#### Materials provided ####

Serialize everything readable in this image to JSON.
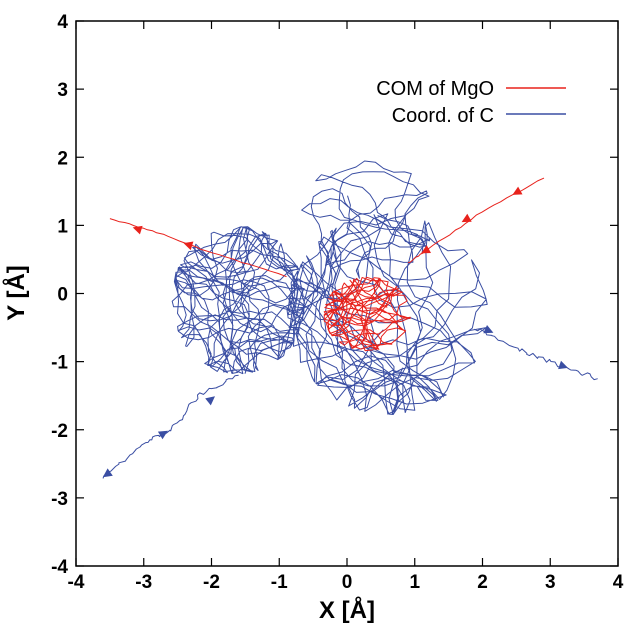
{
  "chart_data": {
    "type": "line",
    "xlabel": "X [Å]",
    "ylabel": "Y [Å]",
    "xlim": [
      -4,
      4
    ],
    "ylim": [
      -4,
      4
    ],
    "xticks": [
      "-4",
      "-3",
      "-2",
      "-1",
      "0",
      "1",
      "2",
      "3",
      "4"
    ],
    "yticks": [
      "-4",
      "-3",
      "-2",
      "-1",
      "0",
      "1",
      "2",
      "3",
      "4"
    ],
    "legend_position": "top-right",
    "grid": false,
    "series": [
      {
        "name": "COM of MgO",
        "color": "#e8221c",
        "entry_path": [
          [
            2.9,
            1.7
          ],
          [
            2.0,
            1.2
          ],
          [
            1.2,
            0.65
          ],
          [
            0.9,
            0.45
          ]
        ],
        "exit_path": [
          [
            -0.9,
            0.25
          ],
          [
            -2.0,
            0.6
          ],
          [
            -2.8,
            0.9
          ],
          [
            -3.5,
            1.1
          ]
        ],
        "arrows": [
          {
            "at": [
              2.5,
              1.48
            ],
            "dir": [
              -1,
              -0.55
            ]
          },
          {
            "at": [
              1.75,
              1.08
            ],
            "dir": [
              -1,
              -0.55
            ]
          },
          {
            "at": [
              1.15,
              0.62
            ],
            "dir": [
              -1,
              -0.55
            ]
          },
          {
            "at": [
              -2.35,
              0.72
            ],
            "dir": [
              -1,
              0.32
            ]
          },
          {
            "at": [
              -3.1,
              0.95
            ],
            "dir": [
              -1,
              0.32
            ]
          }
        ],
        "cluster": {
          "center": [
            0.3,
            -0.3
          ],
          "rx": 0.65,
          "ry": 0.55,
          "points": 320
        }
      },
      {
        "name": "Coord. of C",
        "color": "#3a4ea3",
        "entry_path": [
          [
            -3.6,
            -2.7
          ],
          [
            -3.0,
            -2.2
          ],
          [
            -2.6,
            -2.0
          ],
          [
            -2.2,
            -1.5
          ],
          [
            -1.6,
            -1.2
          ]
        ],
        "exit_path": [
          [
            1.9,
            -0.5
          ],
          [
            2.5,
            -0.8
          ],
          [
            3.1,
            -1.05
          ],
          [
            3.7,
            -1.25
          ]
        ],
        "arrows": [
          {
            "at": [
              -3.55,
              -2.66
            ],
            "dir": [
              -1,
              -0.7
            ]
          },
          {
            "at": [
              -2.7,
              -2.05
            ],
            "dir": [
              1,
              0.6
            ]
          },
          {
            "at": [
              -2.0,
              -1.55
            ],
            "dir": [
              1,
              0.8
            ]
          },
          {
            "at": [
              2.1,
              -0.55
            ],
            "dir": [
              1,
              -0.45
            ]
          },
          {
            "at": [
              3.2,
              -1.07
            ],
            "dir": [
              1,
              -0.35
            ]
          }
        ],
        "clusters": [
          {
            "center": [
              -1.6,
              -0.1
            ],
            "rx": 1.0,
            "ry": 1.1,
            "points": 620
          },
          {
            "center": [
              0.6,
              -0.3
            ],
            "rx": 1.5,
            "ry": 1.5,
            "points": 520
          },
          {
            "center": [
              0.3,
              1.1
            ],
            "rx": 1.0,
            "ry": 0.9,
            "points": 160
          }
        ]
      }
    ]
  }
}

####

### What you should do
In the entries above, find each line with the word "points" and copy it.

### Task result
          "points": 320
            "points": 620
            "points": 520
            "points": 160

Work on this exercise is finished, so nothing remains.